◆ TASKS AND EXERCISES
1) Extract the passage of the Thedinen Vanthathu film article starting with "Thedinen Vanthathu ()" and going on through "the Deepavali releases.", copying it word for word.
2) Extend the article about the film Thedinen Vanthathu by writing what comes after its final sentence.

━━ DOCUMENT TEXT ━━

Thedinen Vanthathu () is a 1997 Indian Tamil-language comedy film directed by Ravi Varma. The film stars Prabhu, Goundamani, Mantra and Amrutha. It was released on 30 October 1997 as one of the Deepavali releases.

Plot

Velumani (Prabhu), an innocent bank watchman, loses his job after two robbers steal one crore in his bank. In a misunderstanding, a hotel manager thinks that Velumani is a bank manager. Tamizhmani (Goundamani), the hotel server, knows his secret but Velumani manages him by giving him a lottery ticket. The next day, they have the winning numbers. Tamizhmani immediately resigns from his job, but the lottery ticket was a fake.

Viswanathan (Vennira Aadai Moorthy) has two daughters:  Mythili (Amrutha) and Janaki (Mantra). Viswanathan looks for grooms for several years and decides to ask an astrologer about it. The astrologer tells him that grooms will approach him soon. Accidentally, the bank robbers' bag and the astrologer's bag get interchanged. Then, many bags get interchanged. Finally, Velumani and Tamizhmani get the money bag and they hide it in an unoccupied house. Soon the house gets occupied by Viswanathan's family. A racy and funny chase begins for the money bag.

━━━
━━ DATASET ROWS ━━

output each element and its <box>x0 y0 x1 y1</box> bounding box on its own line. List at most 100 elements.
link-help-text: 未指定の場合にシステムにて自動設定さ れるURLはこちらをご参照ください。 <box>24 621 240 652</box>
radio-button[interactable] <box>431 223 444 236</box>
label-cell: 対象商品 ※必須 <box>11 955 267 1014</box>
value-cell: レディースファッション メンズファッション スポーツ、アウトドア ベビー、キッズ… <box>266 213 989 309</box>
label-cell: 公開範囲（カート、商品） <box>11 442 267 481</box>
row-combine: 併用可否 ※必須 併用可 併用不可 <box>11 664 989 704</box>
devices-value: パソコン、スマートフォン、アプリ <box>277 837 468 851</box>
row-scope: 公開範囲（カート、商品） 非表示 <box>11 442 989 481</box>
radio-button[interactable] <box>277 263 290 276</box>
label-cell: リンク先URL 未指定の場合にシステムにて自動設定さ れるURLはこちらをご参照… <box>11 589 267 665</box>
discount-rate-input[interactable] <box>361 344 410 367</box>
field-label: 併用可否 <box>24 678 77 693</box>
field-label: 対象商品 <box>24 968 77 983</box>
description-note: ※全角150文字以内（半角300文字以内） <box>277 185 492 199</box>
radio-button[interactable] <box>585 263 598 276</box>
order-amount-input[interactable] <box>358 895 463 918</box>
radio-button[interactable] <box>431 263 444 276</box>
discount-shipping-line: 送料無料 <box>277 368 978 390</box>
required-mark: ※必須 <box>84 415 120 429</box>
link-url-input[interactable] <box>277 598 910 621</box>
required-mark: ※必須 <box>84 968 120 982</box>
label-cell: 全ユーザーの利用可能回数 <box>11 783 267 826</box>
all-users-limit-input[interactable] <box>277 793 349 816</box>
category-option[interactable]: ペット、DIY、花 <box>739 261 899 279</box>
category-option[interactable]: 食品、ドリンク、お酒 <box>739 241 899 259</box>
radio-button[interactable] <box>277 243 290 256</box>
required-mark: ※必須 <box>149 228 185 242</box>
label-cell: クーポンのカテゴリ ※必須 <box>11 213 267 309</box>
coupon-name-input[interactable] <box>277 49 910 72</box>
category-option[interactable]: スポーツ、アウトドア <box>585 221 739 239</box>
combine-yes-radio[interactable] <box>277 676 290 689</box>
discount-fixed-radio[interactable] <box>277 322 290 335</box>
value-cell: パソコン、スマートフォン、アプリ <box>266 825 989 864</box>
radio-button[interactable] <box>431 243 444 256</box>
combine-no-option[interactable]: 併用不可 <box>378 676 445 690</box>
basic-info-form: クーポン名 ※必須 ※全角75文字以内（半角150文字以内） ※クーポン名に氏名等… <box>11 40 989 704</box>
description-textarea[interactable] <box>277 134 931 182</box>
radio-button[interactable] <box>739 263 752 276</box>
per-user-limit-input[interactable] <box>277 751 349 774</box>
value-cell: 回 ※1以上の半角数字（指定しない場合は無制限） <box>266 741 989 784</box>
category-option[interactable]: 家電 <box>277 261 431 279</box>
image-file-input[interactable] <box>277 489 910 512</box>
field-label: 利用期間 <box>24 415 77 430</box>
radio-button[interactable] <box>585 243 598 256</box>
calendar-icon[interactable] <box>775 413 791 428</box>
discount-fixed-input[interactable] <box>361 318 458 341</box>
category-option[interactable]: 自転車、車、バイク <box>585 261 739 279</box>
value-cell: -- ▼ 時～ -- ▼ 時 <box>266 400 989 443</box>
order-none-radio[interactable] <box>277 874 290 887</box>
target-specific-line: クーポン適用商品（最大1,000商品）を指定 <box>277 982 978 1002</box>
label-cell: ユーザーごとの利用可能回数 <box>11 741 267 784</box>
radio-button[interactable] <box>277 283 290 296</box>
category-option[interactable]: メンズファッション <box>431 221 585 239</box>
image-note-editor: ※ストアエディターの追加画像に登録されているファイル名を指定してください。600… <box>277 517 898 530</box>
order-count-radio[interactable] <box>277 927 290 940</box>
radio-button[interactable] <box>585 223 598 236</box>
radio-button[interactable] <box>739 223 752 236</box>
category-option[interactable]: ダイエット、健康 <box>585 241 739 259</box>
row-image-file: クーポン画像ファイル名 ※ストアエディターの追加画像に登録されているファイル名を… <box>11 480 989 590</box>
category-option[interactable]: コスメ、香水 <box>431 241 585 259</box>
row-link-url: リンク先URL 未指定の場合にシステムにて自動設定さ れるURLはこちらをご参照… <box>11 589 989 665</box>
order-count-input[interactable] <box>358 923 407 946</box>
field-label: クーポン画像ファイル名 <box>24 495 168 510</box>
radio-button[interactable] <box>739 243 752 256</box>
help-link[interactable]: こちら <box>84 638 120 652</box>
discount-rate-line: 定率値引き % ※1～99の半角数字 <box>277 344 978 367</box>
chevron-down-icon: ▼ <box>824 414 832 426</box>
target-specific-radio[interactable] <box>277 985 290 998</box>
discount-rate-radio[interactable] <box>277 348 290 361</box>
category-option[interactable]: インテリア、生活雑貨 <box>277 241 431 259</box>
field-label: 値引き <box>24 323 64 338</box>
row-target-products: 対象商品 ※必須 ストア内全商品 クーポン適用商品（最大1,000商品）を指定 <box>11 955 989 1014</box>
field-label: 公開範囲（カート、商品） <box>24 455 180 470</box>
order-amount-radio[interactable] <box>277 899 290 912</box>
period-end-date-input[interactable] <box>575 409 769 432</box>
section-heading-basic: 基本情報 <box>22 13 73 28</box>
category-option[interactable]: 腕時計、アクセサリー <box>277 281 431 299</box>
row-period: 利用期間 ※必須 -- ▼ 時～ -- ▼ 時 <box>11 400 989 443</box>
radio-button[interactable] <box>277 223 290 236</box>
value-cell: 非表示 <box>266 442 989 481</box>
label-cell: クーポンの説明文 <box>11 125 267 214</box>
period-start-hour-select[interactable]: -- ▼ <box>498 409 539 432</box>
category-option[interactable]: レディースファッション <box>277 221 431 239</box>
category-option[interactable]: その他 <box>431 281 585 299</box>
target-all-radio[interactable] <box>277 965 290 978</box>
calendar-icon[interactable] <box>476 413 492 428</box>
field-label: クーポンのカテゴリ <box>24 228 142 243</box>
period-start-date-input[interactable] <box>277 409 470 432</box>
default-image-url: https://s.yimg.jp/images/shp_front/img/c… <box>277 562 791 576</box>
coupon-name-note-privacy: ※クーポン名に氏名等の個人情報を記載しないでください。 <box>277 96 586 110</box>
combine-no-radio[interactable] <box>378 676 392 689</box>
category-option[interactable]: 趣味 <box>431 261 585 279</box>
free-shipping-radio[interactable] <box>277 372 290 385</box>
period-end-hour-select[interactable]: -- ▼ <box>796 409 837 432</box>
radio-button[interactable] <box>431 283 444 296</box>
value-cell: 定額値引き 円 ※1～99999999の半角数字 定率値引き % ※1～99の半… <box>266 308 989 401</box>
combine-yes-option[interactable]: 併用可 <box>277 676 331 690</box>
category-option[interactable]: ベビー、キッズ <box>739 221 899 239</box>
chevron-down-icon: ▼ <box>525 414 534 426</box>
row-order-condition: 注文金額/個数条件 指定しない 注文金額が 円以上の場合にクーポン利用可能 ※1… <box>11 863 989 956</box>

━━━

◆ EXPECTED OUTPUTS
1)
Thedinen Vanthathu () is a 1997 Indian Tamil-language comedy film directed by Ravi Varma. The film stars Prabhu, Goundamani, Mantra and Amrutha. It was released on 30 October 1997 as one of the Deepavali releases.

2)
Cast

Prabhu as Velumani / 'Coimbatore' Gopalakrishnan
Goundamani as Tamizhmani / 'Pollachi' Ponnusamy
Mantra as Janaki 
Amrutha as Mythili
Vennira Aadai Moorthy as Viswanathan
Anuradha as Visalam
Balu Anand as Peter Pandian
Prathap K. Pothan as Vicky
Crazy Mohan as Bank Manager
Idichapuli Selvaraj as Hotel Owner
Gowtham Sundararajan as Thief
Vichu Viswanath as Thief
Meesai Murugesan
M. R. Krishnamurthy
Marimuthu
Jayamani as Smuggler
Manohar 
Kovai Senthil as an astrologer

Soundtrack

The film score and the soundtrack were composed by Sirpy. The soundtrack, released in 1997, features five tracks with lyrics written by Pazhani Bharathi.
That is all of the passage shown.